*Goal*. Repeat the data that follows, word for word, without the images.

*Data supplied*.
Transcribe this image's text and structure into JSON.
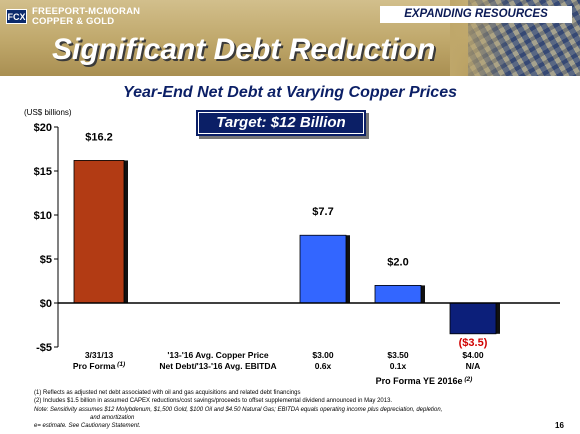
{
  "header": {
    "logo_mark": "FCX",
    "logo_line1": "FREEPORT-MCMORAN",
    "logo_line2": "COPPER & GOLD",
    "section_label": "EXPANDING RESOURCES",
    "title": "Significant Debt Reduction"
  },
  "subtitle": "Year-End Net Debt at Varying Copper Prices",
  "target_label": "Target: $12 Billion",
  "unit_label": "(US$ billions)",
  "chart_data": {
    "type": "bar",
    "title": "Year-End Net Debt at Varying Copper Prices",
    "ylabel": "(US$ billions)",
    "ylim": [
      -5,
      20
    ],
    "yticks": [
      20,
      15,
      10,
      5,
      0,
      -5
    ],
    "ytick_labels": [
      "$20",
      "$15",
      "$10",
      "$5",
      "$0",
      "-$5"
    ],
    "grid": false,
    "categories": [
      "3/31/13 Pro Forma (1)",
      "$3.00 0.6x",
      "$3.50 0.1x",
      "$4.00 N/A"
    ],
    "values": [
      16.2,
      7.7,
      2.0,
      -3.5
    ],
    "data_labels": [
      "$16.2",
      "$7.7",
      "$2.0",
      "($3.5)"
    ],
    "bar_colors": [
      "#b23b14",
      "#3366ff",
      "#3366ff",
      "#0c1f7a"
    ],
    "category_labels": [
      {
        "line1": "3/31/13",
        "line2": "Pro Forma",
        "sup": "(1)"
      },
      {
        "line1": "'13-'16 Avg. Copper Price",
        "line2": "Net Debt/'13-'16 Avg. EBITDA",
        "sup": ""
      },
      {
        "line1": "$3.00",
        "line2": "0.6x",
        "sup": ""
      },
      {
        "line1": "$3.50",
        "line2": "0.1x",
        "sup": ""
      },
      {
        "line1": "$4.00",
        "line2": "N/A",
        "sup": ""
      }
    ],
    "group_label": "Pro Forma YE 2016e",
    "group_label_sup": "(2)"
  },
  "footnotes": [
    "(1) Reflects as adjusted net debt associated with oil and gas acquisitions and related debt financings",
    "(2) Includes $1.5 billion in assumed CAPEX reductions/cost savings/proceeds to offset supplemental dividend announced in May 2013.",
    "Note: Sensitivity assumes $12 Molybdenum, $1,500 Gold, $100 Oil and $4.50 Natural Gas; EBITDA equals operating income plus depreciation, depletion,",
    "and amortization",
    "e= estimate. See Cautionary Statement."
  ],
  "page_number": "16"
}
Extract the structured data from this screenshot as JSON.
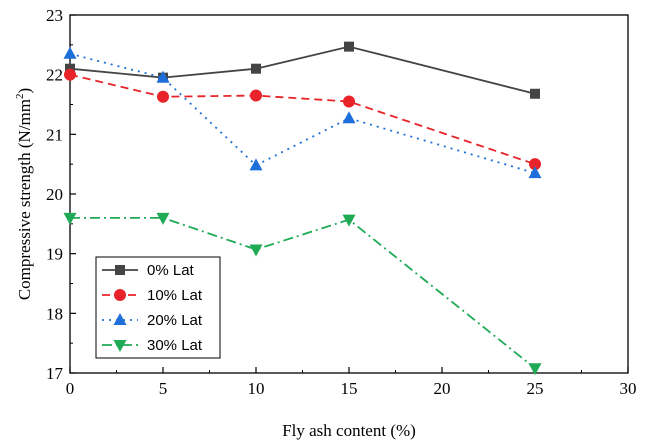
{
  "chart_data": {
    "type": "line",
    "xlabel": "Fly ash content (%)",
    "ylabel": "Compressive strength (N/mm",
    "ylabel_sup": "2",
    "ylabel_close": ")",
    "xlim": [
      0,
      30
    ],
    "ylim": [
      17,
      23
    ],
    "xticks": [
      0,
      5,
      10,
      15,
      20,
      25,
      30
    ],
    "yticks": [
      17,
      18,
      19,
      20,
      21,
      22,
      23
    ],
    "grid": false,
    "legend_position": "bottom-left",
    "x": [
      0,
      5,
      10,
      15,
      25
    ],
    "series": [
      {
        "name": "0% Lat",
        "values": [
          22.1,
          21.95,
          22.1,
          22.47,
          21.68
        ],
        "color": "#444444",
        "marker": "square",
        "dash": "solid"
      },
      {
        "name": "10% Lat",
        "values": [
          22.0,
          21.63,
          21.65,
          21.55,
          20.5
        ],
        "color": "#e8242a",
        "marker": "circle",
        "dash": "dashed"
      },
      {
        "name": "20% Lat",
        "values": [
          22.35,
          21.95,
          20.48,
          21.27,
          20.35
        ],
        "color": "#1e6fd9",
        "marker": "triangle-up",
        "dash": "dotted"
      },
      {
        "name": "30% Lat",
        "values": [
          19.6,
          19.6,
          19.07,
          19.57,
          17.08
        ],
        "color": "#1faa55",
        "marker": "triangle-down",
        "dash": "dash-dot"
      }
    ]
  }
}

*Exercise solution*.
Transcribe this image's text and structure into JSON.
{
  "header": {
    "logo_mark": "FCX",
    "logo_line1": "FREEPORT-MCMORAN",
    "logo_line2": "COPPER & GOLD",
    "section_label": "EXPANDING RESOURCES",
    "title": "Significant Debt Reduction"
  },
  "subtitle": "Year-End Net Debt at Varying Copper Prices",
  "target_label": "Target: $12 Billion",
  "unit_label": "(US$ billions)",
  "chart_data": {
    "type": "bar",
    "title": "Year-End Net Debt at Varying Copper Prices",
    "ylabel": "(US$ billions)",
    "ylim": [
      -5,
      20
    ],
    "yticks": [
      20,
      15,
      10,
      5,
      0,
      -5
    ],
    "ytick_labels": [
      "$20",
      "$15",
      "$10",
      "$5",
      "$0",
      "-$5"
    ],
    "grid": false,
    "categories": [
      "3/31/13 Pro Forma (1)",
      "$3.00 0.6x",
      "$3.50 0.1x",
      "$4.00 N/A"
    ],
    "values": [
      16.2,
      7.7,
      2.0,
      -3.5
    ],
    "data_labels": [
      "$16.2",
      "$7.7",
      "$2.0",
      "($3.5)"
    ],
    "bar_colors": [
      "#b23b14",
      "#3366ff",
      "#3366ff",
      "#0c1f7a"
    ],
    "category_labels": [
      {
        "line1": "3/31/13",
        "line2": "Pro Forma",
        "sup": "(1)"
      },
      {
        "line1": "'13-'16 Avg. Copper Price",
        "line2": "Net Debt/'13-'16 Avg. EBITDA",
        "sup": ""
      },
      {
        "line1": "$3.00",
        "line2": "0.6x",
        "sup": ""
      },
      {
        "line1": "$3.50",
        "line2": "0.1x",
        "sup": ""
      },
      {
        "line1": "$4.00",
        "line2": "N/A",
        "sup": ""
      }
    ],
    "group_label": "Pro Forma YE 2016e",
    "group_label_sup": "(2)"
  },
  "footnotes": [
    "(1) Reflects as adjusted net debt associated with oil and gas acquisitions and related debt financings",
    "(2) Includes $1.5 billion in assumed CAPEX reductions/cost savings/proceeds to offset supplemental dividend announced in May 2013.",
    "Note: Sensitivity assumes $12 Molybdenum, $1,500 Gold, $100 Oil and $4.50 Natural Gas; EBITDA equals operating income plus depreciation, depletion,",
    "and amortization",
    "e= estimate. See Cautionary Statement."
  ],
  "page_number": "16"
}
Extract the structured data from this screenshot as JSON.
{
  "chart_data": {
    "type": "line",
    "xlabel": "Fly ash content (%)",
    "ylabel": "Compressive strength (N/mm",
    "ylabel_sup": "2",
    "ylabel_close": ")",
    "xlim": [
      0,
      30
    ],
    "ylim": [
      17,
      23
    ],
    "xticks": [
      0,
      5,
      10,
      15,
      20,
      25,
      30
    ],
    "yticks": [
      17,
      18,
      19,
      20,
      21,
      22,
      23
    ],
    "grid": false,
    "legend_position": "bottom-left",
    "x": [
      0,
      5,
      10,
      15,
      25
    ],
    "series": [
      {
        "name": "0% Lat",
        "values": [
          22.1,
          21.95,
          22.1,
          22.47,
          21.68
        ],
        "color": "#444444",
        "marker": "square",
        "dash": "solid"
      },
      {
        "name": "10% Lat",
        "values": [
          22.0,
          21.63,
          21.65,
          21.55,
          20.5
        ],
        "color": "#e8242a",
        "marker": "circle",
        "dash": "dashed"
      },
      {
        "name": "20% Lat",
        "values": [
          22.35,
          21.95,
          20.48,
          21.27,
          20.35
        ],
        "color": "#1e6fd9",
        "marker": "triangle-up",
        "dash": "dotted"
      },
      {
        "name": "30% Lat",
        "values": [
          19.6,
          19.6,
          19.07,
          19.57,
          17.08
        ],
        "color": "#1faa55",
        "marker": "triangle-down",
        "dash": "dash-dot"
      }
    ]
  }
}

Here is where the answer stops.